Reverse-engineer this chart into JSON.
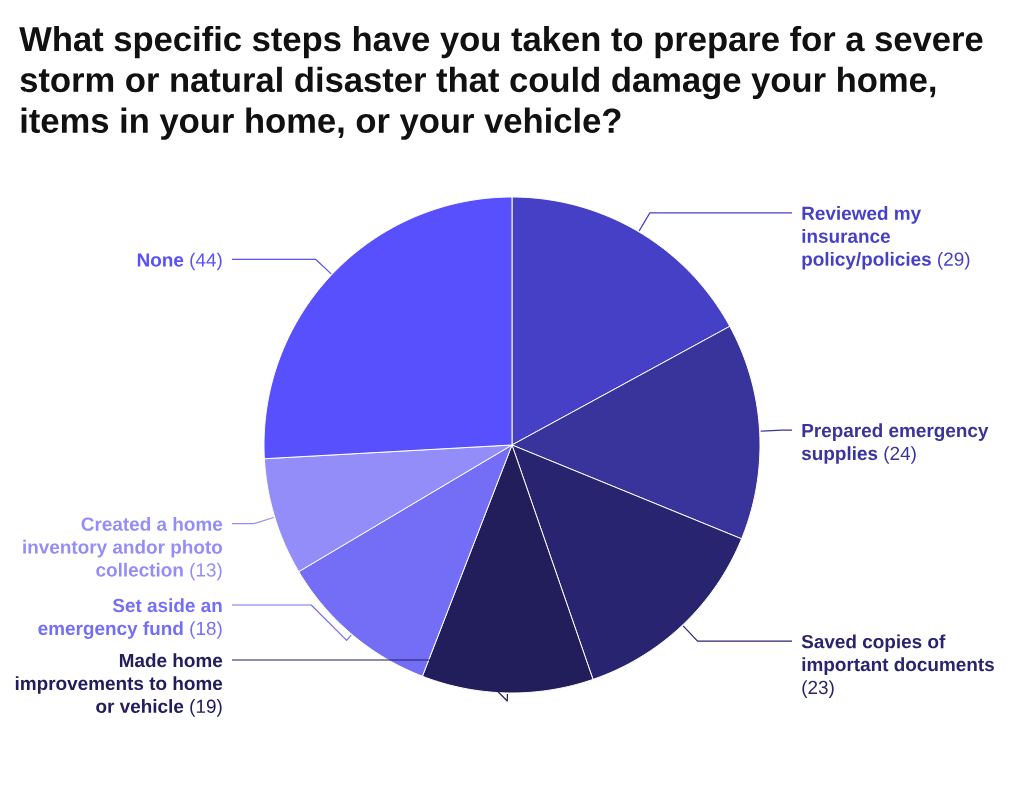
{
  "chart_data": {
    "type": "pie",
    "title": "What specific steps have you taken to prepare for a severe storm or natural disaster that could damage your home, items in your home, or your vehicle?",
    "categories": [
      "Reviewed my insurance policy/policies",
      "Prepared emergency supplies",
      "Saved copies of important documents",
      "Made home improvements to home or vehicle",
      "Set aside an emergency fund",
      "Created a home inventory andor photo collection",
      "None"
    ],
    "values": [
      29,
      24,
      23,
      19,
      18,
      13,
      44
    ],
    "value_labels": [
      "(29)",
      "(24)",
      "(23)",
      "(19)",
      "(18)",
      "(13)",
      "(44)"
    ],
    "colors": [
      "#4640c7",
      "#39339c",
      "#29246f",
      "#221d5b",
      "#746ef6",
      "#938df9",
      "#5850fc"
    ]
  }
}
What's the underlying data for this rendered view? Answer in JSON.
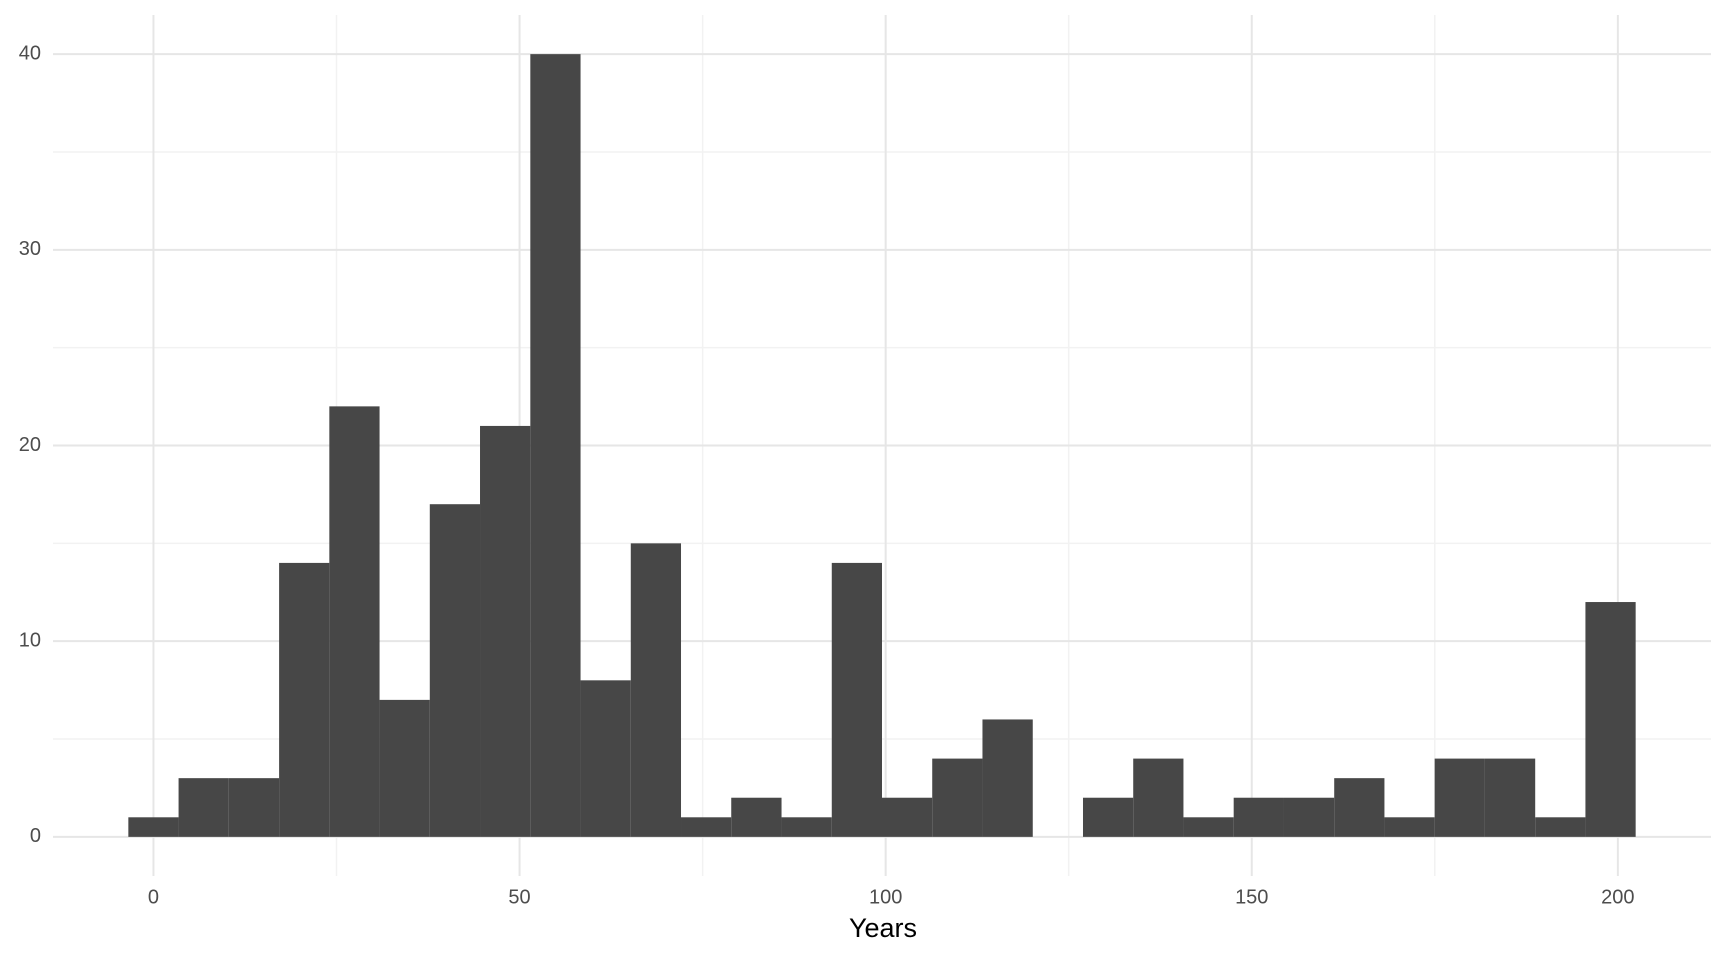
{
  "chart_data": {
    "type": "histogram",
    "x_label": "Years",
    "bins": [
      -3.43,
      3.43,
      10.29,
      17.16,
      24.02,
      30.88,
      37.74,
      44.6,
      51.47,
      58.33,
      65.19,
      72.05,
      78.91,
      85.78,
      92.64,
      99.5,
      106.36,
      113.22,
      120.09,
      126.95,
      133.81,
      140.67,
      147.53,
      154.4,
      161.26,
      168.12,
      174.98,
      181.84,
      188.71,
      195.57,
      202.43
    ],
    "values": [
      1,
      3,
      3,
      14,
      22,
      7,
      17,
      21,
      40,
      8,
      15,
      1,
      2,
      1,
      14,
      2,
      4,
      6,
      0,
      2,
      4,
      1,
      2,
      2,
      3,
      1,
      4,
      4,
      1,
      12
    ],
    "color": "#474747",
    "xlim": [
      -13.72,
      212.72
    ],
    "xticks": [
      0,
      50,
      100,
      150,
      200
    ],
    "xminor": [
      25,
      75,
      125,
      175
    ],
    "ylim": [
      -2,
      42
    ],
    "yticks": [
      0,
      10,
      20,
      30,
      40
    ],
    "yminor": [
      5,
      15,
      25,
      35
    ],
    "grid": true
  }
}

## Challenge
Give the number of lines in the records that contain the string "vehicle", with no other output.

## Correct response
2